:: TASK INPUTS

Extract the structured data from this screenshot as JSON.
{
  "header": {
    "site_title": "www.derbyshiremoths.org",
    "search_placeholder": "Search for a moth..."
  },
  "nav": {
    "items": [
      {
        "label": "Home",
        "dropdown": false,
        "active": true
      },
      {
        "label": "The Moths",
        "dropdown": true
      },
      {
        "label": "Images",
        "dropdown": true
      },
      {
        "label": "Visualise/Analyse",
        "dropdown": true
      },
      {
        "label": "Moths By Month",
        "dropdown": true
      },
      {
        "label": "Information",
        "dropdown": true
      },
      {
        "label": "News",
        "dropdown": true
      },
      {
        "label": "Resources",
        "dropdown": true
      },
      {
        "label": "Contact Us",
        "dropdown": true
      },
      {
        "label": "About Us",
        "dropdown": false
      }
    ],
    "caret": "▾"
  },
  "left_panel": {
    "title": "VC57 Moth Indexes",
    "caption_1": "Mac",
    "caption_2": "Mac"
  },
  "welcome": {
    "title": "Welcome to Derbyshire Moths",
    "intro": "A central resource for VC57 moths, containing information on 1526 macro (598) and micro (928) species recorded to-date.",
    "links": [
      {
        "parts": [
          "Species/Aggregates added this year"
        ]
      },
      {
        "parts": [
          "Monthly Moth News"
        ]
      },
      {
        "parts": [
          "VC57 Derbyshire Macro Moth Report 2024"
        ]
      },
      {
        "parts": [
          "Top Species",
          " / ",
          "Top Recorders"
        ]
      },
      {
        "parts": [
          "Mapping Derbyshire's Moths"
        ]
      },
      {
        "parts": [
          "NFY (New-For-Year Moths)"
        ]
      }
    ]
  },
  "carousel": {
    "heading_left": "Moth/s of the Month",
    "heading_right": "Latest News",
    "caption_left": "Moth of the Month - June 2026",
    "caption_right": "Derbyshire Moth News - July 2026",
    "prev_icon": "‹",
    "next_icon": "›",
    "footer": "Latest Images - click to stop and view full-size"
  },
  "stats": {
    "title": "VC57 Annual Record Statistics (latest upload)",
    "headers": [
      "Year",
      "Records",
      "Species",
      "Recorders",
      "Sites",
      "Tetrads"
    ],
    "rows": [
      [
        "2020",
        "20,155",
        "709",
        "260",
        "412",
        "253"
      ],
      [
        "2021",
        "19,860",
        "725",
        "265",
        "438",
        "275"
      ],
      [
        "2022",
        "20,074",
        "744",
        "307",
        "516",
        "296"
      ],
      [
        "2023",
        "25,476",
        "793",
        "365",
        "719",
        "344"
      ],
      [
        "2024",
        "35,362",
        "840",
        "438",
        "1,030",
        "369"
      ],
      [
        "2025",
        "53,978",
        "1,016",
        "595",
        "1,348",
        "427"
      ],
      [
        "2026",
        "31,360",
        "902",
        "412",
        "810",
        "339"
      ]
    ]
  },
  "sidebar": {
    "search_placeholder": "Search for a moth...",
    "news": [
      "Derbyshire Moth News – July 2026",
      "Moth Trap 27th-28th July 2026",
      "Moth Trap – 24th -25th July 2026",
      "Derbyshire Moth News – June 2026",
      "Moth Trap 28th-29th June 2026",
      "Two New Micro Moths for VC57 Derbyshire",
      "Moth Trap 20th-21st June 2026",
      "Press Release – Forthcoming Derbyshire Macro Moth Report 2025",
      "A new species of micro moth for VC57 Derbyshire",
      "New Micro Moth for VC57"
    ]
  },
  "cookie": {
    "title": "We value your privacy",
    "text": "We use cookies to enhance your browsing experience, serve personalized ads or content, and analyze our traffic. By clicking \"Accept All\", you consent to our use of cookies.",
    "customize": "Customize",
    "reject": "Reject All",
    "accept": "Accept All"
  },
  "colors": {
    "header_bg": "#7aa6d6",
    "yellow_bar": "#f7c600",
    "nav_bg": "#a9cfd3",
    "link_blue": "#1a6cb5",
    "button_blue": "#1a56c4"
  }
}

::::

• **WHAT IS EXPECTED**: Each line of the material should be duplicated exactly, please.

• **EXERCISE RESULT**:
Extract the structured data from this screenshot as JSON.
{
  "header": {
    "site_title": "www.derbyshiremoths.org",
    "search_placeholder": "Search for a moth..."
  },
  "nav": {
    "items": [
      {
        "label": "Home",
        "dropdown": false,
        "active": true
      },
      {
        "label": "The Moths",
        "dropdown": true
      },
      {
        "label": "Images",
        "dropdown": true
      },
      {
        "label": "Visualise/Analyse",
        "dropdown": true
      },
      {
        "label": "Moths By Month",
        "dropdown": true
      },
      {
        "label": "Information",
        "dropdown": true
      },
      {
        "label": "News",
        "dropdown": true
      },
      {
        "label": "Resources",
        "dropdown": true
      },
      {
        "label": "Contact Us",
        "dropdown": true
      },
      {
        "label": "About Us",
        "dropdown": false
      }
    ],
    "caret": "▾"
  },
  "left_panel": {
    "title": "VC57 Moth Indexes",
    "caption_1": "Mac",
    "caption_2": "Mac"
  },
  "welcome": {
    "title": "Welcome to Derbyshire Moths",
    "intro": "A central resource for VC57 moths, containing information on 1526 macro (598) and micro (928) species recorded to-date.",
    "links": [
      {
        "parts": [
          "Species/Aggregates added this year"
        ]
      },
      {
        "parts": [
          "Monthly Moth News"
        ]
      },
      {
        "parts": [
          "VC57 Derbyshire Macro Moth Report 2024"
        ]
      },
      {
        "parts": [
          "Top Species",
          " / ",
          "Top Recorders"
        ]
      },
      {
        "parts": [
          "Mapping Derbyshire's Moths"
        ]
      },
      {
        "parts": [
          "NFY (New-For-Year Moths)"
        ]
      }
    ]
  },
  "carousel": {
    "heading_left": "Moth/s of the Month",
    "heading_right": "Latest News",
    "caption_left": "Moth of the Month - June 2026",
    "caption_right": "Derbyshire Moth News - July 2026",
    "prev_icon": "‹",
    "next_icon": "›",
    "footer": "Latest Images - click to stop and view full-size"
  },
  "stats": {
    "title": "VC57 Annual Record Statistics (latest upload)",
    "headers": [
      "Year",
      "Records",
      "Species",
      "Recorders",
      "Sites",
      "Tetrads"
    ],
    "rows": [
      [
        "2020",
        "20,155",
        "709",
        "260",
        "412",
        "253"
      ],
      [
        "2021",
        "19,860",
        "725",
        "265",
        "438",
        "275"
      ],
      [
        "2022",
        "20,074",
        "744",
        "307",
        "516",
        "296"
      ],
      [
        "2023",
        "25,476",
        "793",
        "365",
        "719",
        "344"
      ],
      [
        "2024",
        "35,362",
        "840",
        "438",
        "1,030",
        "369"
      ],
      [
        "2025",
        "53,978",
        "1,016",
        "595",
        "1,348",
        "427"
      ],
      [
        "2026",
        "31,360",
        "902",
        "412",
        "810",
        "339"
      ]
    ]
  },
  "sidebar": {
    "search_placeholder": "Search for a moth...",
    "news": [
      "Derbyshire Moth News – July 2026",
      "Moth Trap 27th-28th July 2026",
      "Moth Trap – 24th -25th July 2026",
      "Derbyshire Moth News – June 2026",
      "Moth Trap 28th-29th June 2026",
      "Two New Micro Moths for VC57 Derbyshire",
      "Moth Trap 20th-21st June 2026",
      "Press Release – Forthcoming Derbyshire Macro Moth Report 2025",
      "A new species of micro moth for VC57 Derbyshire",
      "New Micro Moth for VC57"
    ]
  },
  "cookie": {
    "title": "We value your privacy",
    "text": "We use cookies to enhance your browsing experience, serve personalized ads or content, and analyze our traffic. By clicking \"Accept All\", you consent to our use of cookies.",
    "customize": "Customize",
    "reject": "Reject All",
    "accept": "Accept All"
  },
  "colors": {
    "header_bg": "#7aa6d6",
    "yellow_bar": "#f7c600",
    "nav_bg": "#a9cfd3",
    "link_blue": "#1a6cb5",
    "button_blue": "#1a56c4"
  }
}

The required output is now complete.